* **解くべき問題**
1. 忘年会の記事について、次の問いに答えてください。
(a) 鍋パ忘年会に誘ったのは誰ですか。
(b) 筆者が持参したものは何ですか。
(c) 美人シェフの手でクリスマスカラーになった料理は何ですか。
2. 忘年会の記事のうち、「イケメン起業家より「鍋パ忘年」を含む箇所から始めて「ログのほうが歴史は長いのだ。」までを、「日本酒」を「焼酎」に差し替えて書き直してください。
3. 忘年会の記事を、最後の文の後から書き継いでください。

* **抜粋本文**
= = = = =
忘年会に行ったら袋叩きにあった件


イケメン起業家より「鍋パ忘年会やろうぜ」とのことでお誘い頂けました。小規模で内輪な会にお招き頂けるのって嬉しい。

ということで、イケメン起業家、美人シェフ、美人広報、美人M&A専門家、美人外資、そして私、と、何とも東京カレンダー感溢れる忘年会。
ぜ、前菜、だと…っ?鍋と聞いたので、呑気に日本酒を1本だけをお持ちした自身の短絡的な思考回路を悔いました。ちくしょう、お洒落じゃねえか!

「ってかさー、東京カレンダーとタケマシュランって芸風被ってるよね」何をおっしゃる、当ブログのほうが歴史は長いのだ。
カブ料理も美人シェフの手に掛かれば一気にクリスマスカラーに。旬真っ盛りで甘い。トマトで旨味も補強され、(私が持ってきたわけではない)ワインが進みます。

今夜の女性は皆未婚。「この歳になるとさ、結婚って話になると、色々考えちゃうよね。親のこととか」「わかる。イイ人がいたとしても、『親が気に入ってくれるかな』とか考えちゃう」「わかる。相手がバツイチなのは全く気にしないけど、子どもがいるとNG」「わかる。養育費とか絶対ムリ」
= = = = =
* **提供資料**
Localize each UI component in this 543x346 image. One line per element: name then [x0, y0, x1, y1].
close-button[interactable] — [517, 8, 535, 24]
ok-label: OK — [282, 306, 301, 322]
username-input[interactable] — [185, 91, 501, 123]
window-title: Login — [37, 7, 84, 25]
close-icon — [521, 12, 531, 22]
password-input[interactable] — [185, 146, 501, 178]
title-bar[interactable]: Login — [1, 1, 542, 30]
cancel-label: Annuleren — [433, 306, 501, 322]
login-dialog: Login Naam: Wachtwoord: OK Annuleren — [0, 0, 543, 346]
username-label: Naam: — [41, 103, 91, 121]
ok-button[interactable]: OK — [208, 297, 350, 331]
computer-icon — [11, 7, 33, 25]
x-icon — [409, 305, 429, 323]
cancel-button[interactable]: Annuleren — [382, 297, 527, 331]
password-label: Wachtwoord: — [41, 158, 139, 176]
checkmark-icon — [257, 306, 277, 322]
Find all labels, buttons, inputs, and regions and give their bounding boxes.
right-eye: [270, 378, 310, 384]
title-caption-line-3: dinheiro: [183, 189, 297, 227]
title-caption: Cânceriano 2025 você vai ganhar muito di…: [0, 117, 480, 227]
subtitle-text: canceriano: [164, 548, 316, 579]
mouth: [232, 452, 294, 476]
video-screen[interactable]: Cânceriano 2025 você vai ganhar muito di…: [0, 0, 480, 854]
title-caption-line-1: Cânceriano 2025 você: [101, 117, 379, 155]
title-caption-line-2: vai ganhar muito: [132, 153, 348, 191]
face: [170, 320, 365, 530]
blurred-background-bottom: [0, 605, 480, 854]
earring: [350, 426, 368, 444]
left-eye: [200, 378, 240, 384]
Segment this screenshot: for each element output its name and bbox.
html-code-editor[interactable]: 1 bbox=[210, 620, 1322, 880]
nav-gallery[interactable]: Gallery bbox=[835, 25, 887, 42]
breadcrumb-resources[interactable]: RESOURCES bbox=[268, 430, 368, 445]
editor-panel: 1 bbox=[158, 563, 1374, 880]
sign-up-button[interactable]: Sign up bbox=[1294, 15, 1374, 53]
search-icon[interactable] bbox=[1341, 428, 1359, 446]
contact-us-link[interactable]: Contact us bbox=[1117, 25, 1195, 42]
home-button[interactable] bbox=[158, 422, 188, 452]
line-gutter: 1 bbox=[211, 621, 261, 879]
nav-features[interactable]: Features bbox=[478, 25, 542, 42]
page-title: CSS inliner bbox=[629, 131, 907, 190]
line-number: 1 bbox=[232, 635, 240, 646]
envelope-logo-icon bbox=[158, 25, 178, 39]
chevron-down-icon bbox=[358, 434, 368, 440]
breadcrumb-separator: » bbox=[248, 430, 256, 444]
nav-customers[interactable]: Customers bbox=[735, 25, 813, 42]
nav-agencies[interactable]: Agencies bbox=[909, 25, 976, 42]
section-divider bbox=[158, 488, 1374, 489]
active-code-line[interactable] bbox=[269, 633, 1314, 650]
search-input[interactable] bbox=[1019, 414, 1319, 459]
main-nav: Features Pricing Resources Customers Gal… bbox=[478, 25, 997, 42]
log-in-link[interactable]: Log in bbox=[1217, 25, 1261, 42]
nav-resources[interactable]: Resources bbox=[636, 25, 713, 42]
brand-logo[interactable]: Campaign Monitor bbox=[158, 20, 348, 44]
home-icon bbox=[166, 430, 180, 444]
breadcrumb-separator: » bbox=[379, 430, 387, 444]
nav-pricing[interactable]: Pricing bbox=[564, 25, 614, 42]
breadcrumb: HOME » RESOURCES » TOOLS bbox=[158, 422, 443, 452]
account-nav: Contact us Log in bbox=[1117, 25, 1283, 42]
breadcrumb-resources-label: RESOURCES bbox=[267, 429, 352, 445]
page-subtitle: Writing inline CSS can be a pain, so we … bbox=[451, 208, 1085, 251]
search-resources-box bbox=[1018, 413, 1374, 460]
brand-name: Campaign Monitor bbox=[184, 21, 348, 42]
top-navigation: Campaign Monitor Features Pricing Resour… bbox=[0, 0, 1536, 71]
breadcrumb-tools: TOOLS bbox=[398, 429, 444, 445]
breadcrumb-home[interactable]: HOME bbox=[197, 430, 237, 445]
= = = = =
* **各問の結果**
1.
(a) イケメン起業家
(b) 日本酒1本
(c) カブ料理

2.
イケメン起業家より「鍋パ忘年会やろうぜ」とのことでお誘い頂けました。小規模で内輪な会にお招き頂けるのって嬉しい。

ということで、イケメン起業家、美人シェフ、美人広報、美人M&A専門家、美人外資、そして私、と、何とも東京カレンダー感溢れる忘年会。
ぜ、前菜、だと…っ?鍋と聞いたので、呑気に焼酎を1本だけをお持ちした自身の短絡的な思考回路を悔いました。ちくしょう、お洒落じゃねえか!

「ってかさー、東京カレンダーとタケマシュランって芸風被ってるよね」何をおっしゃる、当ブログのほうが歴史は長いのだ。

3.
お肉には心地よいジュレが並べられ、これまた(私が持ってきたわけではない)ワインが進みます。

ハァ?養育費ぃ?と思わず食って掛かってしまいました。私としては、相手のことが好きだから結婚するのであって、月十数万円の養育費など取るに足らない問題である。

自分の好きな人とふたりでひとつの人生を歩めるのであれば、それで充分ではないか。その他の些細な不都合に一喜一憂する必要は全く無い。自分が結婚したいと思う人はかなりのレアキャラだけど、養育費を稼ぐ手段などいくらでもあるのです。
アルバ産のサラミ。こういう食べ物は実に脂が旨い。そしてコチラは私のお持ちした日本酒にもピッタリでした。

「養育費って言ったけど、単純にお金だけを問題にしてるわけじゃないの。もしあたしとの間に子供ができたとして、前妻との間の子のほうを可愛がってなんかりしたら絶対に許せない。あたしの子供を一番に可愛がって欲しいの。まして、自分との間に子供ができなかったりしたら、地獄だわ」
キノコのマリネ。キノコの大地の味わいとオリーブオイルの香りが鼻腔をくすぐりいくらでも食べてしまう。

ちょっちょっちょっちょっと待って!あなたたちは、親とか子供とかお金とか、何のために結婚するの?その人が好きだから結婚するんじゃないの?自分の好きな人と毎日を過ごせて、それ以上、何を望むの?
10日寝かせた鯛のカルパッチョ。吸い付くような舌触りに増した旨味。とんぶりやクコの実の食感が華やかに弾け、本日一番のお皿です。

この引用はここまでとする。